Written task -> The entries below are to be transcribed in full, without their images.

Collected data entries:
============================================================
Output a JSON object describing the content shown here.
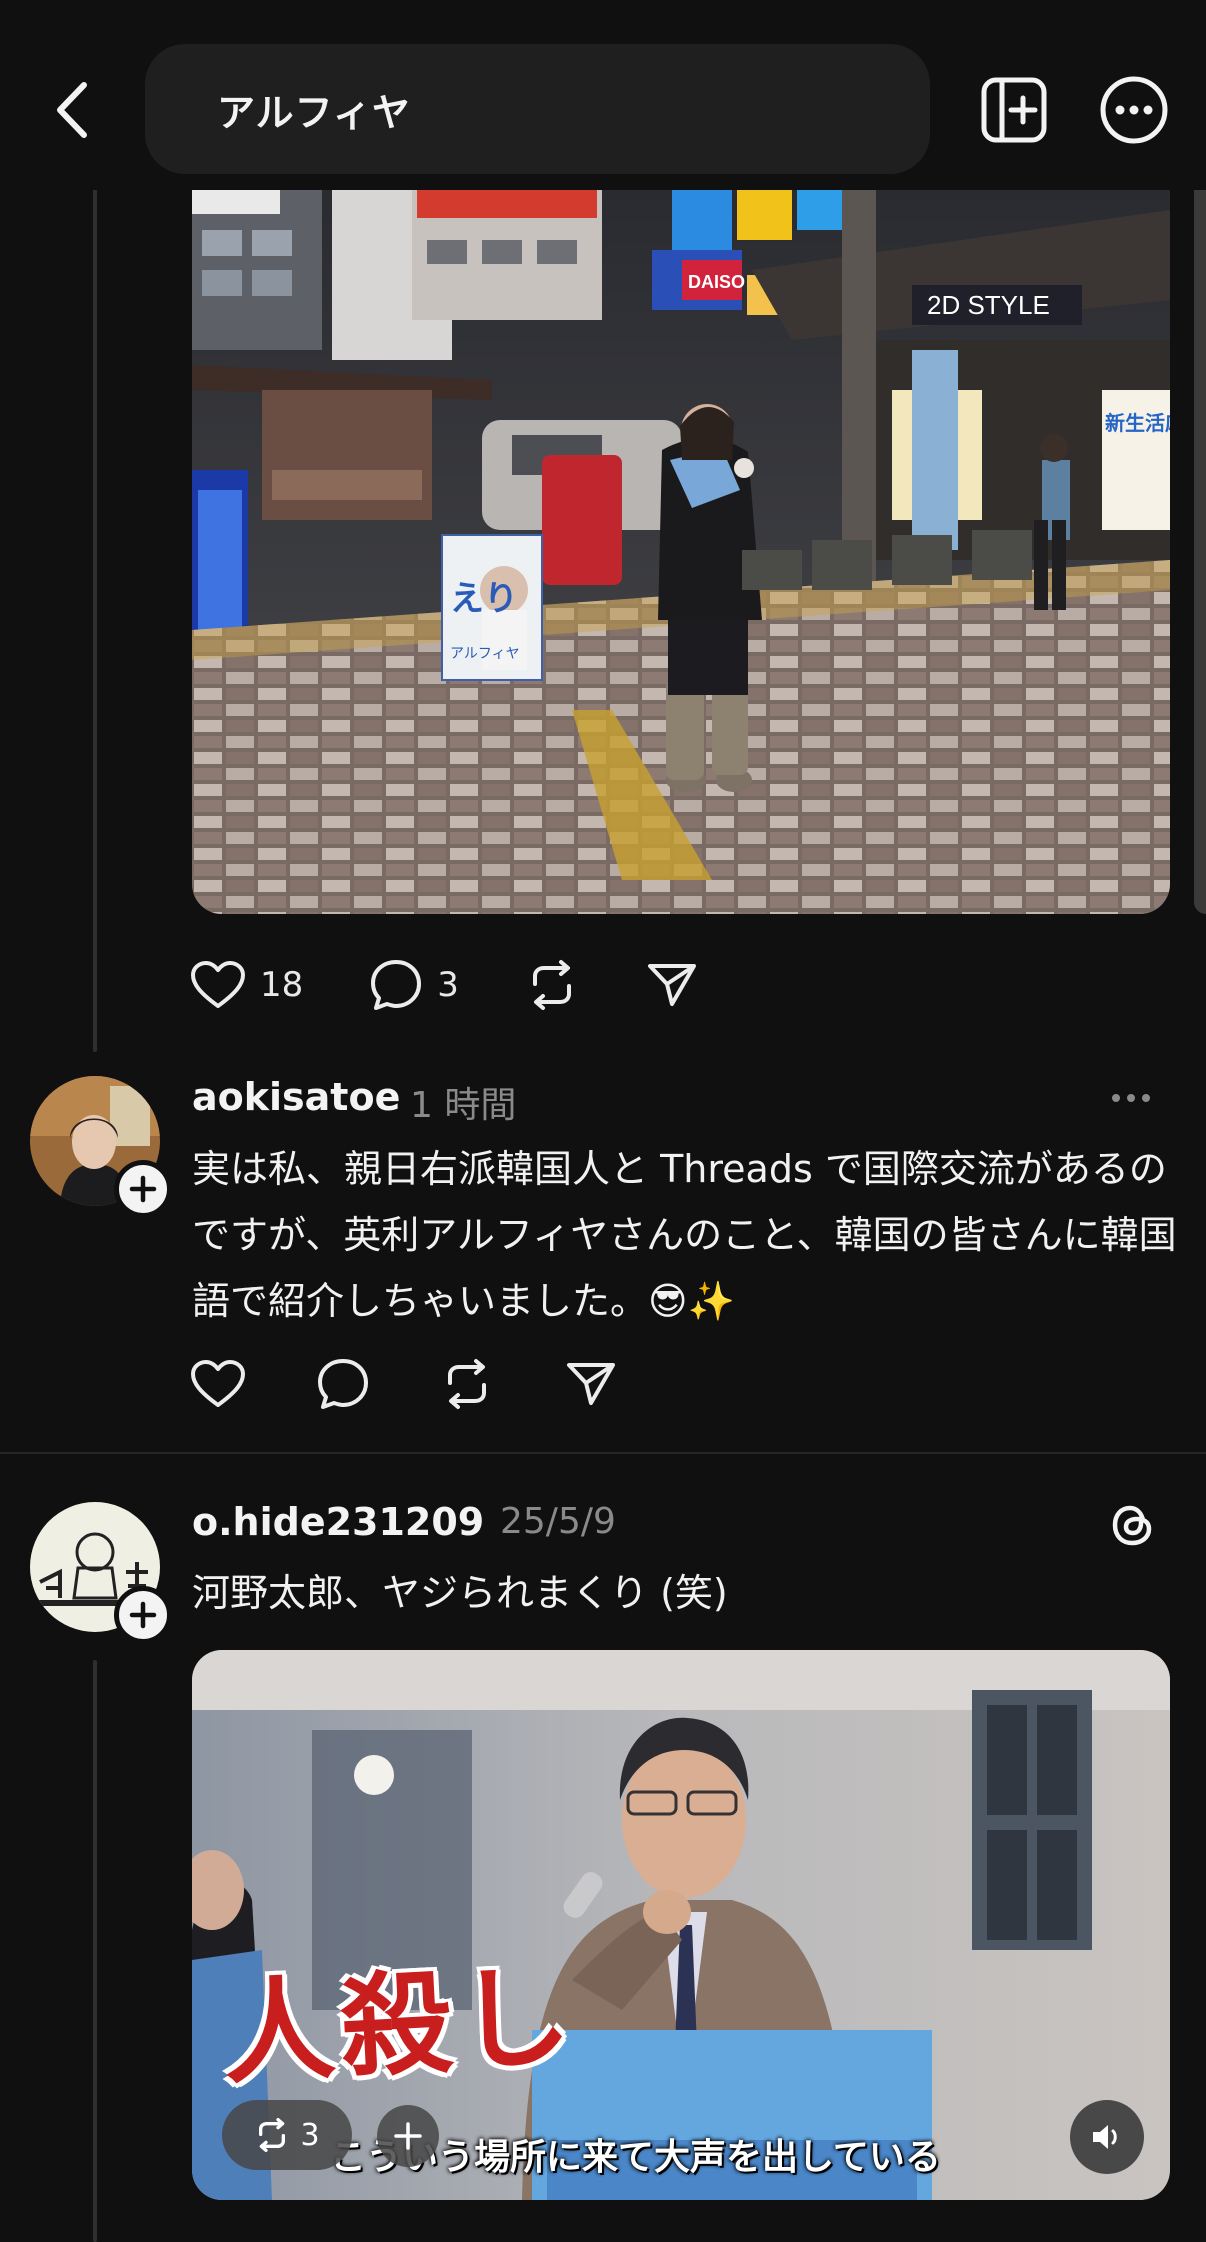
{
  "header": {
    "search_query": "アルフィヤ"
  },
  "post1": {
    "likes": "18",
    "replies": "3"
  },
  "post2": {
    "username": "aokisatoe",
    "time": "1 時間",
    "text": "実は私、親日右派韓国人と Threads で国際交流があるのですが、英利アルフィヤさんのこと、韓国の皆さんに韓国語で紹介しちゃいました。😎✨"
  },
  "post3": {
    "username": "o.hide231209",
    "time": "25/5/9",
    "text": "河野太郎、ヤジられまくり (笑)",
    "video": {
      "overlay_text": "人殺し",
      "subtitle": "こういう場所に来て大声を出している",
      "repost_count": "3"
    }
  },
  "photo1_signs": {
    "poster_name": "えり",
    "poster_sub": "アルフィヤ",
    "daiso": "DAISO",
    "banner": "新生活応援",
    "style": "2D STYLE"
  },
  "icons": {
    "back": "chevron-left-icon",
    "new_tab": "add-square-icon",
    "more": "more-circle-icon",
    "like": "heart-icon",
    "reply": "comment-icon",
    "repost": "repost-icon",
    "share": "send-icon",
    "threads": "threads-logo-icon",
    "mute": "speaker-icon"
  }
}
============================================================
The solution ->
Output a JSON object describing the content shown here.
{
  "header": {
    "search_query": "アルフィヤ"
  },
  "post1": {
    "likes": "18",
    "replies": "3"
  },
  "post2": {
    "username": "aokisatoe",
    "time": "1 時間",
    "text": "実は私、親日右派韓国人と Threads で国際交流があるのですが、英利アルフィヤさんのこと、韓国の皆さんに韓国語で紹介しちゃいました。😎✨"
  },
  "post3": {
    "username": "o.hide231209",
    "time": "25/5/9",
    "text": "河野太郎、ヤジられまくり (笑)",
    "video": {
      "overlay_text": "人殺し",
      "subtitle": "こういう場所に来て大声を出している",
      "repost_count": "3"
    }
  },
  "photo1_signs": {
    "poster_name": "えり",
    "poster_sub": "アルフィヤ",
    "daiso": "DAISO",
    "banner": "新生活応援",
    "style": "2D STYLE"
  },
  "icons": {
    "back": "chevron-left-icon",
    "new_tab": "add-square-icon",
    "more": "more-circle-icon",
    "like": "heart-icon",
    "reply": "comment-icon",
    "repost": "repost-icon",
    "share": "send-icon",
    "threads": "threads-logo-icon",
    "mute": "speaker-icon"
  }
}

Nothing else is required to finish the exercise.